Curioso que Encuentro en lo que va de mes solo ha podido publicar 9 cartas, una de ellas la arriba mencionada.

Curioso es que el portal de encuentro no te Forum de Discusión.... y ustedes se preguntarán; ¿Por qué?...
Haaaa; te digo horita, seño- seño- señorita....

Musical que sabe

Anonymous said...

Sobre criticas a Encuentro solo una carta publicada, ñó!

Anonymous said...

¿AE no tiene Fórum de Discusión?

Embabia Pérez

Anonymous said...

No, no tiene forum, pero desde cuando eso es obligatorio. Ha publicado las cartas que ha estimado pertinente, y sigue sacando artículos de altísima calidad e importantes intelectuales cubanos. ¿por qué ustedes en vez de criticar no crean un foro, un periódico digital o escriben un buen artículo sobre la situación cubana? Hay que unir, no dividir, dijo Martí y hoy tiene vigencia.

Anonymous said...

Yo te tomaría encantado la palabra, pero..¿y el Money? ¿lo pondrías tú o quizás algún amiguito tuyo?

Oxiuro C.C.

Anonymous said...

A quien le interesa desenmascarar al "Viejo" Zorro Gabor?.
Poco a poco irán conociendo otras cualidades del Bicho hasta llegar a sus entrañas.Es bueno aclarar que me desmollejo de la risa con sus ocurrencias y quisiera seguir haciéndolo,pero la tentación de tirar la Bomba para luego disfrutar del Hongo es grande.Por ahora esperemos hasta la próxima Aventura del Gabor.Tal vez se comunique conmigo,no se cómo,dame una idea Bicho,tú que blogeas anónimo por aquí.

MATERIAL PROPORCIONADO →
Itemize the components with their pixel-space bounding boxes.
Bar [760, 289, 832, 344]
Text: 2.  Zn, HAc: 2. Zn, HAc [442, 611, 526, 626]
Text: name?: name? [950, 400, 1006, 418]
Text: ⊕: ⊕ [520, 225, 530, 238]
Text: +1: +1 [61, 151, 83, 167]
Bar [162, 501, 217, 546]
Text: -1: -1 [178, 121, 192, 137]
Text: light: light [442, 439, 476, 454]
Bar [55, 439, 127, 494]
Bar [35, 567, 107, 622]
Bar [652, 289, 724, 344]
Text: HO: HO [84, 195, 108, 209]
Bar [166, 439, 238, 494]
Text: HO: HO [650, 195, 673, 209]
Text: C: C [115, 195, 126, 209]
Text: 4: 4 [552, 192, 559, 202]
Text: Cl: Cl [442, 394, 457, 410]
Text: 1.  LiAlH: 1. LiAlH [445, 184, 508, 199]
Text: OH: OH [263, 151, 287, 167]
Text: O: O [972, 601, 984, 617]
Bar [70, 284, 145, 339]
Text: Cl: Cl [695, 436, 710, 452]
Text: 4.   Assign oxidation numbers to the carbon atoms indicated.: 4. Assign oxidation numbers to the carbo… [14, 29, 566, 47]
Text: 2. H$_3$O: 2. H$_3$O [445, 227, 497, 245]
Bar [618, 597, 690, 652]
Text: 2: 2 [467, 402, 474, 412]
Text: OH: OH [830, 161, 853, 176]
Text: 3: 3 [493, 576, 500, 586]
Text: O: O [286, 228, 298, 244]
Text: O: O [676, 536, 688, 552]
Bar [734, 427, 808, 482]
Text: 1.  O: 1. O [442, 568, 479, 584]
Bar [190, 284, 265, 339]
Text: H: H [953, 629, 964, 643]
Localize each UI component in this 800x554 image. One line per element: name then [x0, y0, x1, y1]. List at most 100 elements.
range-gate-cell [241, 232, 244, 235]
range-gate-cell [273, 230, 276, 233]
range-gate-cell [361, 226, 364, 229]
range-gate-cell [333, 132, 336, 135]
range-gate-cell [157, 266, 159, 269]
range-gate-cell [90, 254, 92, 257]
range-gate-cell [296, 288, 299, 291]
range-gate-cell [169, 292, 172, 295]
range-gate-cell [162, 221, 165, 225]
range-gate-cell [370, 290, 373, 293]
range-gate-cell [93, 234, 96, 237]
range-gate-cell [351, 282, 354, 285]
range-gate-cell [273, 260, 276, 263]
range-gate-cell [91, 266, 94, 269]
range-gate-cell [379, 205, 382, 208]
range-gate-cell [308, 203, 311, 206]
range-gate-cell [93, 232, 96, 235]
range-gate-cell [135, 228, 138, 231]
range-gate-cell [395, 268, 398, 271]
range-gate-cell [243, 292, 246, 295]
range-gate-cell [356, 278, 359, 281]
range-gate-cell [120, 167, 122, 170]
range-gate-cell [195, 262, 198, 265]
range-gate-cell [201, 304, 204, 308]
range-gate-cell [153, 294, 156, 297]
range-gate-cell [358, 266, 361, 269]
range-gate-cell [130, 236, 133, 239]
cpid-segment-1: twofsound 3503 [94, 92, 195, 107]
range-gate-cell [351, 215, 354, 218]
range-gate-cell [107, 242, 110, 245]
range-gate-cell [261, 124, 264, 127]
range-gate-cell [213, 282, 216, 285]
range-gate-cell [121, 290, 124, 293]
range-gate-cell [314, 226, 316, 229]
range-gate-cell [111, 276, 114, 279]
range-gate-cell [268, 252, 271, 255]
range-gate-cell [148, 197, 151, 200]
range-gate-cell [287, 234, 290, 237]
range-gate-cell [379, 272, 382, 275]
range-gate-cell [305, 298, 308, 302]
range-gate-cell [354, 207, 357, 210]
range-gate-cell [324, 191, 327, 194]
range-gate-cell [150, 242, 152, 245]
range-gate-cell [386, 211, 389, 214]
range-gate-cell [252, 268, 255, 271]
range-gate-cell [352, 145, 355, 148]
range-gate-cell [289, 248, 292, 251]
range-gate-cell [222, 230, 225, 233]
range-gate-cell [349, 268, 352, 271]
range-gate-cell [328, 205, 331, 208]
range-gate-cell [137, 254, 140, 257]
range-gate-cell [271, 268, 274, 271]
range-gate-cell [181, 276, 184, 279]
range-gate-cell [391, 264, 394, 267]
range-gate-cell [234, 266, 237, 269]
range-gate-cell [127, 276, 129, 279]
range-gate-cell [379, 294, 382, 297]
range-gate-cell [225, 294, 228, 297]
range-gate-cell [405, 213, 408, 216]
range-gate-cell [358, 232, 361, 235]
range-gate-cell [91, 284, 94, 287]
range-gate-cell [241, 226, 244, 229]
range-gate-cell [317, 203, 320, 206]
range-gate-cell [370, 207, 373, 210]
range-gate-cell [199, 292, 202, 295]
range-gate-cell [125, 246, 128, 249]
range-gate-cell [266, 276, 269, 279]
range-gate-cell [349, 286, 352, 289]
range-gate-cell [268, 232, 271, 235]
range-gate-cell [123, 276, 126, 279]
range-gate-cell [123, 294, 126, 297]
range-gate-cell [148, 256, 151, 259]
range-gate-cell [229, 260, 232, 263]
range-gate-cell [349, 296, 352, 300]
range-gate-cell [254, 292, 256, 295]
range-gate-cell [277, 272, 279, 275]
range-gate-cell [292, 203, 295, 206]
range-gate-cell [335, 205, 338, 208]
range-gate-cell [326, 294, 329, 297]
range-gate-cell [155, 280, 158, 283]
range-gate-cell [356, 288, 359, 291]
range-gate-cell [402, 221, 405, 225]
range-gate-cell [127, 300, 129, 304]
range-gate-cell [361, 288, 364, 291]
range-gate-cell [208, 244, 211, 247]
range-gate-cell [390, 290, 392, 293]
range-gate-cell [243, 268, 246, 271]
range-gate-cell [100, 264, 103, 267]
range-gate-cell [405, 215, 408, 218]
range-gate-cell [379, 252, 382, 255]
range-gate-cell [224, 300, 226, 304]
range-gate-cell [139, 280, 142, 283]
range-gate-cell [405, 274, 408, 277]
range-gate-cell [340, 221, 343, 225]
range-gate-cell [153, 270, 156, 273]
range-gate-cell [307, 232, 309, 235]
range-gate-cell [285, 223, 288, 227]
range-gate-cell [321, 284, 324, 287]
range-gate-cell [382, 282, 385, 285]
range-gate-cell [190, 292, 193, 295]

TU TAREA → Copia el fragmento de los comentarios del foro que comienza en "Haaaa; te digo" y termina en "Fórum de Discusión?", rebautizando "Fórum de Discusión" como "foro de debate". Apóyate únicamente en los comentarios del foro.

ESPACIO DE RESPUESTA →
Haaaa; te digo horita, seño- seño- señorita....

Musical que sabe

Anonymous said...

Sobre criticas a Encuentro solo una carta publicada, ñó!

Anonymous said...

¿AE no tiene foro de debate?